Исходный текст>
Ее... счастливый успех, которым с благородным восхищением любуется наш век. В то время как Тибр бежит оскорбленный, По угрожающий, Рона неистовствующая, Сена окровавленная, Гаронна смятенная, Эбро бешеный, Тахо безумствующий, Маас озабоченный, Дунай беспокойный, Елизавета в тылу Европы блеском очей своих уже более 25 лет успокаивает великий океан, который, непрерывно сменяя прилив на отлив, радостно и тихо принимает в свое обширное лоно свою возлюбленную Темзу; она же, далекая от всякого беспокойства и неприятности, безопасно и весело движется, извиваясь среди зеленых берегов4.

В октябре 1585 года Мовиссьер, французский посол, был отозван из Англии, и Бруно уехал вместе в его свитой. Переправа через Ла-Манш вышла неудачной – корабль ограбили пираты5. А когда путешественники приехали в Париж, стало ясно, что Сена действительно вскоре потечет кровью. Положение было крайне тяжелое. Гиз, при поддержке испанцев, уже мобилизовал свои силы; в июле 1586 года Генриху III пришлось заключить Немурский трактат, отменявший права, прежде дарованные гугенотам. Фактически король сдался Гизу и крайне реакционной католической Лиге, за которой стояла Испания. В сентябре происпански настроенный папа Сикст V издал буллу против Генриха Наваррского и принца Конде, в которой говорилось, что, будучи еретиками, эти члены королевской семьи не имеют прав на французский престол. Из-за этого шага война стала неизбежной. Проповедники Лиги оглашали Париж кровожадными проповедями, а неудачливый король все чаще затворялся ради молитв, появляясь на людях только в угрюмых покаянных процессиях. Итак, пока Бруно не было в Париже, ситуация резко ухудшилась, а это значило, что на королевскую поддержку он уже не может рассчитывать. Собственно, ухудшением ситуации был вызван и отзыв Мовиссьера – его место в Англии занял Шатонеф, сторонник герцога Гиза6. Прошли времена и для трапез во французском посольстве, и для загадочной любовной поэзии его обитателей. А Филип Сидни, которому эта загадочная любовная поэзия была посвящена, уехал из Англии через месяц после Бруно, чтобы сражаться с испанцами в Нидерландах, где в следующем году и был убит.

Письменное задание 1>
Когда, согласно исходному тексту, французского посла Мовиссьера отозвали из Англии?
Письменное задание 2>
Выведите из исходного текста отрывок от слов «Ее... счастливый успех, которым» до слов «среди зеленых берегов4.» включительно.
Письменное задание 3>
Перескажите короче, в виде списка, абзац исходного текста, начинающийся словами «В октябре 1585 года Мовиссьер», сохранив его основные факты.

Набор данных>
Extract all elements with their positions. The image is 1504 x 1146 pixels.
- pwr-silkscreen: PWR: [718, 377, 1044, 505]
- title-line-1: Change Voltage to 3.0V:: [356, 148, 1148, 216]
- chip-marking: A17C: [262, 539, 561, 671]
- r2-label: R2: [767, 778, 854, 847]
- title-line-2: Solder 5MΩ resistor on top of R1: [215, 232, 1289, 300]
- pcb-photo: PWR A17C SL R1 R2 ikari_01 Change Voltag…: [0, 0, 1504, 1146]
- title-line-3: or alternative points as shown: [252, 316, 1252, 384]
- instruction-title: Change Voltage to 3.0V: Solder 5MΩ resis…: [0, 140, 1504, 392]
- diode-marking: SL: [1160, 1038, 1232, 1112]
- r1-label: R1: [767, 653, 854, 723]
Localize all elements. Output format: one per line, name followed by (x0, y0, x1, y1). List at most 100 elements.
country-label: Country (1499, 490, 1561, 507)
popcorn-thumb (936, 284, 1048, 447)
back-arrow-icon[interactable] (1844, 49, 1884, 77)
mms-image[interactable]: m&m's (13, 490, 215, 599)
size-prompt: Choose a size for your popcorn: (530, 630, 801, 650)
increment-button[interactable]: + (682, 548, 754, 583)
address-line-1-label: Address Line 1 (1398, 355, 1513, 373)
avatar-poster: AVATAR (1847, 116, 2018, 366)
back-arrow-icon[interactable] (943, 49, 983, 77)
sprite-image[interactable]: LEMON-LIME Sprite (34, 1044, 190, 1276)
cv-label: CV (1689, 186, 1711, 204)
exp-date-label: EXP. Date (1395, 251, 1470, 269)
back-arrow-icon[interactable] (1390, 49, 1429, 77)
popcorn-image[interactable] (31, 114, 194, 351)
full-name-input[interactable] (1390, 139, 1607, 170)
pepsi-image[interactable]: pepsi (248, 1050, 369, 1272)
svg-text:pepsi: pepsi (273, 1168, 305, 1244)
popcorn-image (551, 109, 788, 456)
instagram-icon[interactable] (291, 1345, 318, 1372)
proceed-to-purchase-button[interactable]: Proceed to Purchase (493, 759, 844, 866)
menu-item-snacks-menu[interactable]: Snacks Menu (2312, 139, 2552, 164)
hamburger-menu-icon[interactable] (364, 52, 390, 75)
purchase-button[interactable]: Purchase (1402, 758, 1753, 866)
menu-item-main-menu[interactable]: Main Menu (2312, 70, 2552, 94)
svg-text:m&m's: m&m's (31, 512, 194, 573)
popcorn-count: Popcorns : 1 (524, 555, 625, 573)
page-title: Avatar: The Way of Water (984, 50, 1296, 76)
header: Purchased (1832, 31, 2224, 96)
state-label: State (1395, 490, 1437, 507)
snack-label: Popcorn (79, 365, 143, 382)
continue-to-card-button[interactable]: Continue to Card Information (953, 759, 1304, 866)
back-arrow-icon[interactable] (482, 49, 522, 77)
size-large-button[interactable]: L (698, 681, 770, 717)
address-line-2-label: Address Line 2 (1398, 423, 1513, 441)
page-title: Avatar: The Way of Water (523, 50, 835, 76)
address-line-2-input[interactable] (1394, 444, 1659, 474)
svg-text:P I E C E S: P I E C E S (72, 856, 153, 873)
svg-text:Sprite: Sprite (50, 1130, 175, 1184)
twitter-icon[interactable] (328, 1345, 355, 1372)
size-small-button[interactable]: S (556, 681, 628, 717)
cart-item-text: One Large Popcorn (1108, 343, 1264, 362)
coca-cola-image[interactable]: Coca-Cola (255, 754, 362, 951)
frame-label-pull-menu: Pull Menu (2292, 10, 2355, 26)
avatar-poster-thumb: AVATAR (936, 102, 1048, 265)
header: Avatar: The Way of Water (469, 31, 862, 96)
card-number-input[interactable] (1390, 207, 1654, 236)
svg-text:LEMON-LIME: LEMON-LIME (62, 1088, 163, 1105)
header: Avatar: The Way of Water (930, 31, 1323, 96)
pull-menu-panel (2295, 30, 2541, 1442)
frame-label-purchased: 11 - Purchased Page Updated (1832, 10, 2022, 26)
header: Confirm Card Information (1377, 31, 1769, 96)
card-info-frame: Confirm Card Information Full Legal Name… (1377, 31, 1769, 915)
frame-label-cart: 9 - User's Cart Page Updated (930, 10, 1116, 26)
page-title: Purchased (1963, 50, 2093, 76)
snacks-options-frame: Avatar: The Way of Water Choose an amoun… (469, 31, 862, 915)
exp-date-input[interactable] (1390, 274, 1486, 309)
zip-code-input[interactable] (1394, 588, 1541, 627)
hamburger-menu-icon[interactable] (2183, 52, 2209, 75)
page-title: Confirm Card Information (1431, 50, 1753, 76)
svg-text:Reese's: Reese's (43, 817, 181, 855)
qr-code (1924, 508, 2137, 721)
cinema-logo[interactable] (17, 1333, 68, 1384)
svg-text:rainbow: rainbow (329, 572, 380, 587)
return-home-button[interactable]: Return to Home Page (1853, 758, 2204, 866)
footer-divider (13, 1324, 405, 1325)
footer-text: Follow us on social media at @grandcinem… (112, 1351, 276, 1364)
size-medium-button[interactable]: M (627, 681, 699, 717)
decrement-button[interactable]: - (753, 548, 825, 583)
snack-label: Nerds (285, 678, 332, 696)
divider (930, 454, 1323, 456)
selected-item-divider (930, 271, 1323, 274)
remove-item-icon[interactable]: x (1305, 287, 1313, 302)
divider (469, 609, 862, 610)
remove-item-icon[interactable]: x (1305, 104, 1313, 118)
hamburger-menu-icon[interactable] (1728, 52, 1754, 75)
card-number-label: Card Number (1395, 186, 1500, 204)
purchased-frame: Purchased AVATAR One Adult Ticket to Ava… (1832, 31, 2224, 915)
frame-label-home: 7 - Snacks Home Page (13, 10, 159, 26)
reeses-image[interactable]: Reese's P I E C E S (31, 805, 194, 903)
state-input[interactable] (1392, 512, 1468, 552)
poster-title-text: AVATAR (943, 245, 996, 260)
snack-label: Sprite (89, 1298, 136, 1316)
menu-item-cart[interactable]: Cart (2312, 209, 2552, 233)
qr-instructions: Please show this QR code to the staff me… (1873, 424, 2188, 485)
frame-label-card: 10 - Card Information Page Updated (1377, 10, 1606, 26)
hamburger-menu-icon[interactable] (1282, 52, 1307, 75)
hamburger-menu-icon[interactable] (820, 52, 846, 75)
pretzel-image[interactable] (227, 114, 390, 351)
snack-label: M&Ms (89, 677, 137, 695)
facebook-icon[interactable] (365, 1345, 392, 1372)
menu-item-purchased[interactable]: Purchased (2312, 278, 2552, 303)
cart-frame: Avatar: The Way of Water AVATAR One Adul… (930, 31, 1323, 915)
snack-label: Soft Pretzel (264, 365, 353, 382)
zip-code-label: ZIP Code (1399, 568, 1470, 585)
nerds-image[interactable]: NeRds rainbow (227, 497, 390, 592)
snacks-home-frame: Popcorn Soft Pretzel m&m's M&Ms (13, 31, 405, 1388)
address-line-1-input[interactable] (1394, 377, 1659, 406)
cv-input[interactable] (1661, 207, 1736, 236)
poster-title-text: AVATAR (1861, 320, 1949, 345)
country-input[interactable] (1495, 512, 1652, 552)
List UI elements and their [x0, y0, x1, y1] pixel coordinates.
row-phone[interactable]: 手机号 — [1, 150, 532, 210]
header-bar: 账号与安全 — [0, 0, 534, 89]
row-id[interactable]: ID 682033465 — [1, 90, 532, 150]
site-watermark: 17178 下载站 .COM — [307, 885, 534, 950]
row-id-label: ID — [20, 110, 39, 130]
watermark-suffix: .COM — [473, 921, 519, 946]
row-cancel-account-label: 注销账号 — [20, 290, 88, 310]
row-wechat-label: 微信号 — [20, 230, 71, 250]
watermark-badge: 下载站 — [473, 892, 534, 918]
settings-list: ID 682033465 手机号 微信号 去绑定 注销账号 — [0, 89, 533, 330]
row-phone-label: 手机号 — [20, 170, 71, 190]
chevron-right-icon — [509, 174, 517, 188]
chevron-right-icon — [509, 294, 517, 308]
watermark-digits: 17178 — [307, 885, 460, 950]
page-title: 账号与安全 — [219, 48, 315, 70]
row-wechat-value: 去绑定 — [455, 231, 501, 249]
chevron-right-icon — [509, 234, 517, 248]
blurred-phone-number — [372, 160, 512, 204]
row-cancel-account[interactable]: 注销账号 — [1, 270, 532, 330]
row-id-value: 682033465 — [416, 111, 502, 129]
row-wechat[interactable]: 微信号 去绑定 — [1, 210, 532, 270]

Правильный результат 1>
В октябре 1585 года.

Правильный результат 2>
Ее... счастливый успех, которым с благородным восхищением любуется наш век. В то время как Тибр бежит оскорбленный, По угрожающий, Рона неистовствующая, Сена окровавленная, Гаронна смятенная, Эбро бешеный, Тахо безумствующий, Маас озабоченный, Дунай беспокойный, Елизавета в тылу Европы блеском очей своих уже более 25 лет успокаивает великий океан, который, непрерывно сменяя прилив на отлив, радостно и тихо принимает в свое обширное лоно свою возлюбленную Темзу; она же, далекая от всякого беспокойства и неприятности, безопасно и весело движется, извиваясь среди зеленых берегов4.

Правильный результат 3>
- В октябре 1585 года французского посла Мовиссьера отозвали из Англии, и Бруно уехал с его свитой.
- При переправе через Ла-Манш корабль ограбили пираты.
- В Париже положение было крайне тяжелым: Гиз при поддержке испанцев уже мобилизовал силы.
- В июле 1586 года Генрих III заключил Немурский трактат, отменивший права гугенотов, и фактически сдался Гизу и католической Лиге, за которой стояла Испания.
- В сентябре папа Сикст V издал буллу, по которой Генрих Наваррский и принц Конде как еретики не имели прав на французский престол. После этого война стала неизбежной.
- Проповедники Лиги произносили кровожадные проповеди, а король все чаще затворялся ради молитв.
- Бруно больше не мог рассчитывать на королевскую поддержку.
- Отзыв Мовиссьера тоже был вызван ухудшением ситуации. Его место в Англии занял Шатонеф, сторонник Гиза.
- Филип Сидни уехал из Англии через месяц после Бруно, чтобы воевать с испанцами в Нидерландах, и там на следующий год был убит.